What to do -> Read the data and repeat all of it exactly.

Recorded data ->
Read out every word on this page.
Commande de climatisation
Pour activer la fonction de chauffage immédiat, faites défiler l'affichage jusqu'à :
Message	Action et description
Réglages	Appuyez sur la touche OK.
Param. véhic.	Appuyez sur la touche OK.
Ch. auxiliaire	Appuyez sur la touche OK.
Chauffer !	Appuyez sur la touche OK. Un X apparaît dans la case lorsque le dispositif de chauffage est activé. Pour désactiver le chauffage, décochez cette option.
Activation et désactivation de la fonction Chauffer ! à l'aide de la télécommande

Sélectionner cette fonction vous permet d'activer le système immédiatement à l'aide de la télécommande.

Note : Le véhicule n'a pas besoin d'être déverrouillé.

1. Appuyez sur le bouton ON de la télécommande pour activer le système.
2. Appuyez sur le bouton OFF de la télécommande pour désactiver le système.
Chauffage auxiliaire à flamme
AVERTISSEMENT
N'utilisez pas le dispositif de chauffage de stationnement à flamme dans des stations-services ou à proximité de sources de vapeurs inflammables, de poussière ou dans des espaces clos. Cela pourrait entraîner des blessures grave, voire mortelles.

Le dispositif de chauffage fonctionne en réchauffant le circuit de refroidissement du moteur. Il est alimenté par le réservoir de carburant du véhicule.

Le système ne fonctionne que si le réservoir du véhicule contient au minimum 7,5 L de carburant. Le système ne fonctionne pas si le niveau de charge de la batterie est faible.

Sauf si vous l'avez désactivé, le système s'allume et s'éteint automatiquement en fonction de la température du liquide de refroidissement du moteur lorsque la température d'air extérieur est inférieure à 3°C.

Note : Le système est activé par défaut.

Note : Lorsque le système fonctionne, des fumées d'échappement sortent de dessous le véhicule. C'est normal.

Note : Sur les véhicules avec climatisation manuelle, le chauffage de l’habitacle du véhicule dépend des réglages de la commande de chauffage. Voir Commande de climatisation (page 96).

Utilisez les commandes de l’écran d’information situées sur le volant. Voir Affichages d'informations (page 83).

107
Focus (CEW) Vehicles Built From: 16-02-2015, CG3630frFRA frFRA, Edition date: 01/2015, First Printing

Answer in full ->
Read out every word on this page.
Commande de climatisation
Pour activer la fonction de chauffage immédiat, faites défiler l'affichage jusqu'à :
Message	Action et description
Réglages	Appuyez sur la touche OK.
Param. véhic.	Appuyez sur la touche OK.
Ch. auxiliaire	Appuyez sur la touche OK.
Chauffer !	Appuyez sur la touche OK. Un X apparaît dans la case lorsque le dispositif de chauffage est activé. Pour désactiver le chauffage, décochez cette option.
Activation et désactivation de la fonction Chauffer ! à l'aide de la télécommande

Sélectionner cette fonction vous permet d'activer le système immédiatement à l'aide de la télécommande.

Note : Le véhicule n'a pas besoin d'être déverrouillé.

1. Appuyez sur le bouton ON de la télécommande pour activer le système.
2. Appuyez sur le bouton OFF de la télécommande pour désactiver le système.
Chauffage auxiliaire à flamme
AVERTISSEMENT
N'utilisez pas le dispositif de chauffage de stationnement à flamme dans des stations-services ou à proximité de sources de vapeurs inflammables, de poussière ou dans des espaces clos. Cela pourrait entraîner des blessures grave, voire mortelles.

Le dispositif de chauffage fonctionne en réchauffant le circuit de refroidissement du moteur. Il est alimenté par le réservoir de carburant du véhicule.

Le système ne fonctionne que si le réservoir du véhicule contient au minimum 7,5 L de carburant. Le système ne fonctionne pas si le niveau de charge de la batterie est faible.

Sauf si vous l'avez désactivé, le système s'allume et s'éteint automatiquement en fonction de la température du liquide de refroidissement du moteur lorsque la température d'air extérieur est inférieure à 3°C.

Note : Le système est activé par défaut.

Note : Lorsque le système fonctionne, des fumées d'échappement sortent de dessous le véhicule. C'est normal.

Note : Sur les véhicules avec climatisation manuelle, le chauffage de l’habitacle du véhicule dépend des réglages de la commande de chauffage. Voir Commande de climatisation (page 96).

Utilisez les commandes de l’écran d’information situées sur le volant. Voir Affichages d'informations (page 83).

107
Focus (CEW) Vehicles Built From: 16-02-2015, CG3630frFRA frFRA, Edition date: 01/2015, First Printing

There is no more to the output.